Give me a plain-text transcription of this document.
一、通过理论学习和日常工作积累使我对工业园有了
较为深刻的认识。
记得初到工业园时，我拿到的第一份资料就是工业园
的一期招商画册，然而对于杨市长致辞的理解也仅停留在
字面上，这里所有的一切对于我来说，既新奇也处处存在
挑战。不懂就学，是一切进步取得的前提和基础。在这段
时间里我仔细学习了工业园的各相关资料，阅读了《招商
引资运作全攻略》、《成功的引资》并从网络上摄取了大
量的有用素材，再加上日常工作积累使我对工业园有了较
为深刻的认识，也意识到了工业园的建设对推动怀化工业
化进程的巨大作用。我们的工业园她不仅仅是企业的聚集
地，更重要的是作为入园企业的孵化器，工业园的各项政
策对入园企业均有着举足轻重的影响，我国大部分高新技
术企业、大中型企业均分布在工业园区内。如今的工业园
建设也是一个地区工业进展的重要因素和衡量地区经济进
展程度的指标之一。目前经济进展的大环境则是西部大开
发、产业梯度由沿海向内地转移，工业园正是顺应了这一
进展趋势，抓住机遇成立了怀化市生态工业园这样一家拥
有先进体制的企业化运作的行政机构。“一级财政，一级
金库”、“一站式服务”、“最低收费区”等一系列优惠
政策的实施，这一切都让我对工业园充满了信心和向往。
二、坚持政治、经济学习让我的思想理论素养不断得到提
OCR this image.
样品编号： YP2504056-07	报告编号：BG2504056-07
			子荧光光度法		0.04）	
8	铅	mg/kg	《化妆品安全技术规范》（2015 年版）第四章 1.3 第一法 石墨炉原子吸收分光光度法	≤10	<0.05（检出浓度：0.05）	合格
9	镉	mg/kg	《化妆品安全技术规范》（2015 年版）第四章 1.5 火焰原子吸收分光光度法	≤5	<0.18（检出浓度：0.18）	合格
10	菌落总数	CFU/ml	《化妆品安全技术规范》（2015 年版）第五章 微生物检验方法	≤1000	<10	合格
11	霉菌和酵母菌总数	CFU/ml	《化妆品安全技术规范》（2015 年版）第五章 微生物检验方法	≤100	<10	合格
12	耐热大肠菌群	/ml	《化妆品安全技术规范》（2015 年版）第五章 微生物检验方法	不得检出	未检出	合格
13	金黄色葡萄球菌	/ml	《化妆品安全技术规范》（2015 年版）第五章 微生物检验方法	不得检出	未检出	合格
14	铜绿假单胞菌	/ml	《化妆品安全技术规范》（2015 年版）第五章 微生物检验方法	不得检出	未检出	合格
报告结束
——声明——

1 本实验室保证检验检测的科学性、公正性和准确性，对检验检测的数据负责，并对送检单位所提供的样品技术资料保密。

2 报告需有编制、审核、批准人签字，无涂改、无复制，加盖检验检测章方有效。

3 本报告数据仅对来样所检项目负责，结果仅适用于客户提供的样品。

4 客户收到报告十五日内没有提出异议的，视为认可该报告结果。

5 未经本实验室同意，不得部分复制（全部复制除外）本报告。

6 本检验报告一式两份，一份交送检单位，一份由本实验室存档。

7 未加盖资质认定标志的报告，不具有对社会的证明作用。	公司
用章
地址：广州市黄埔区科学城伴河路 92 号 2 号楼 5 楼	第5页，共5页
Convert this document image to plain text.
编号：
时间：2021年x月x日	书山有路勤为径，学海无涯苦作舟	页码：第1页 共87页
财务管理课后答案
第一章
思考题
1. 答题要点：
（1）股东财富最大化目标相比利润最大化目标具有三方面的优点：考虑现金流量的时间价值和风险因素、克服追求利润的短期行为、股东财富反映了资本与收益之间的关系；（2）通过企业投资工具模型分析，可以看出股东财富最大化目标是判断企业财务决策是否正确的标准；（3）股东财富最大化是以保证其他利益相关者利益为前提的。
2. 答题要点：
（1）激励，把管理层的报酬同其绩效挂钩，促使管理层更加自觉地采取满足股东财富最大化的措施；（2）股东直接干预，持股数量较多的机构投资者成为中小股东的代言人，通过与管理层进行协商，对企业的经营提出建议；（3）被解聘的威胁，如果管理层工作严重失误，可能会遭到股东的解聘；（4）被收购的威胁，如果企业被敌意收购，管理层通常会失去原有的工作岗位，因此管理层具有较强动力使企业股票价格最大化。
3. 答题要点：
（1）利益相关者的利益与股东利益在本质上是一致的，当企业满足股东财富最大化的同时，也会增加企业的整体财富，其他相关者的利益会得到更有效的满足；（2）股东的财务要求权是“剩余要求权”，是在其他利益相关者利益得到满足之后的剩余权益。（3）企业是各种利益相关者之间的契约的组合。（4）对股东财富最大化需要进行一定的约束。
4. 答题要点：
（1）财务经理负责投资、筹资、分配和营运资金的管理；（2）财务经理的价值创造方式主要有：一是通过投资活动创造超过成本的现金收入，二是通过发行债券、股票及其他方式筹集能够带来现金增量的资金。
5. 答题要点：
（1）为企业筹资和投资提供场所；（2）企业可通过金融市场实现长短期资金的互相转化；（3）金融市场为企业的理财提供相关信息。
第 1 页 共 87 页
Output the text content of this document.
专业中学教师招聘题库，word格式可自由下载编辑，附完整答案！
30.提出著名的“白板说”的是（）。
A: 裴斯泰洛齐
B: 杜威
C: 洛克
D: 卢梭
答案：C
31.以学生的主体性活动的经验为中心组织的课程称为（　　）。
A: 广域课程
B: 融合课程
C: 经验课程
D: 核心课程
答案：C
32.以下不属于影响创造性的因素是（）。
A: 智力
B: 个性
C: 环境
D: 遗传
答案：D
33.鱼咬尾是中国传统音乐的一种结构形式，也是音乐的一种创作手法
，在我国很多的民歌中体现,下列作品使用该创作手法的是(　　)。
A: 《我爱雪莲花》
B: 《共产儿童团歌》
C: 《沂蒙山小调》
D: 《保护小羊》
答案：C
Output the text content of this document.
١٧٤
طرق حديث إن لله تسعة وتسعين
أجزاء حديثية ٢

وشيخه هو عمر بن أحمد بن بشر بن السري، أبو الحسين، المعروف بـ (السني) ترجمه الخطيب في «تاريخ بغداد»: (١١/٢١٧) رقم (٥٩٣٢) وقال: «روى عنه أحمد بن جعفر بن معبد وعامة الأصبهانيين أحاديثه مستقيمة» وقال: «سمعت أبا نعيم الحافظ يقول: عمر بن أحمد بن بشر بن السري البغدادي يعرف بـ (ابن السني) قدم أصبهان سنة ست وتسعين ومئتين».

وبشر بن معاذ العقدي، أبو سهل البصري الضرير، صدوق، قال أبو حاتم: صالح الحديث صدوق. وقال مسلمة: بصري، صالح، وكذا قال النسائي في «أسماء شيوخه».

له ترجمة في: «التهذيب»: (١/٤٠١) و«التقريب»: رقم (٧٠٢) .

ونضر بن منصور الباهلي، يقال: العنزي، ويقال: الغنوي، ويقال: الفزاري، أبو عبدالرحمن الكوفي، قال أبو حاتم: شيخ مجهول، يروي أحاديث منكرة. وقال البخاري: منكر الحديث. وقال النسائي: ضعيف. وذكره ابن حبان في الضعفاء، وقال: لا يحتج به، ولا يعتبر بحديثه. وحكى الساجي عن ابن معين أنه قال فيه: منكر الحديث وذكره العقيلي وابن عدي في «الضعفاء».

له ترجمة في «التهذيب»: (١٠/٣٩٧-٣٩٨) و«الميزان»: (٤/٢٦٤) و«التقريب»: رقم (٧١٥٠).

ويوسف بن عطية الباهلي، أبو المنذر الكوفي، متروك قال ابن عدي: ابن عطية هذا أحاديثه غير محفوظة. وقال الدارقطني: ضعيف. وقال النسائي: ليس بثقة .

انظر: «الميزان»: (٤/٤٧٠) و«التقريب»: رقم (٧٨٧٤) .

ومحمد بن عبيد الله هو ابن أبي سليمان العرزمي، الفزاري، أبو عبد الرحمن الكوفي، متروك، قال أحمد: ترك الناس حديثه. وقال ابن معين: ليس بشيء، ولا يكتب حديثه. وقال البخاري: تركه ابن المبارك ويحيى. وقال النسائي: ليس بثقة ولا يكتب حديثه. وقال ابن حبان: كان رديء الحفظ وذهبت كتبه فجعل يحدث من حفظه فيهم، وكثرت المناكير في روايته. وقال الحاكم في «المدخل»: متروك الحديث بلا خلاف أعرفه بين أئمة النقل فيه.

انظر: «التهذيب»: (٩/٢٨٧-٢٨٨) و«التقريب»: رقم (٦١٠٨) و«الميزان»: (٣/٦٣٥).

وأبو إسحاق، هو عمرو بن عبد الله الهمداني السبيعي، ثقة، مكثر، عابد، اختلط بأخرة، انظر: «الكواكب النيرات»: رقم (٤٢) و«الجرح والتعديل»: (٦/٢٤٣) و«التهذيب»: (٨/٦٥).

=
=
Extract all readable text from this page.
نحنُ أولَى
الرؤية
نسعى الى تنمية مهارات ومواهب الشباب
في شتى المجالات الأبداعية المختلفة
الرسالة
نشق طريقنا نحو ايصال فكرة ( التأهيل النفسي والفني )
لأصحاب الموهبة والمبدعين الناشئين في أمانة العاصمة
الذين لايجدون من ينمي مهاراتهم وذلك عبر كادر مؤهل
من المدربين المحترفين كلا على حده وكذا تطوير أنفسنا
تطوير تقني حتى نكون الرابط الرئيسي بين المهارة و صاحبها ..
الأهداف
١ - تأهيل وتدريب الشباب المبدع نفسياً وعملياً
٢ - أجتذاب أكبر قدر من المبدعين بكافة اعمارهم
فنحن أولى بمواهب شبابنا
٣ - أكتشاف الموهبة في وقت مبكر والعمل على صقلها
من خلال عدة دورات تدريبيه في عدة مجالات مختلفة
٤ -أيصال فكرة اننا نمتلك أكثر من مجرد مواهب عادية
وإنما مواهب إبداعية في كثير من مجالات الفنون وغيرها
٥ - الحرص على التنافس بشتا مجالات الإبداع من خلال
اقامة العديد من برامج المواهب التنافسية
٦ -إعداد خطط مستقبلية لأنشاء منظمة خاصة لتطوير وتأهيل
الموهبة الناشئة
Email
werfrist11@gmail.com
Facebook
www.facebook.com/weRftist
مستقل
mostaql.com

- EXERCISE DIRECTIONS: Find each line holding the string "text" and copy it out.

- RESPONSE FOR THIS EXERCISE:
Give me a plain-text transcription of this document.
Convert this document image to plain text.
Output the text content of this document.
Output the text content of this document.
Extract all readable text from this page.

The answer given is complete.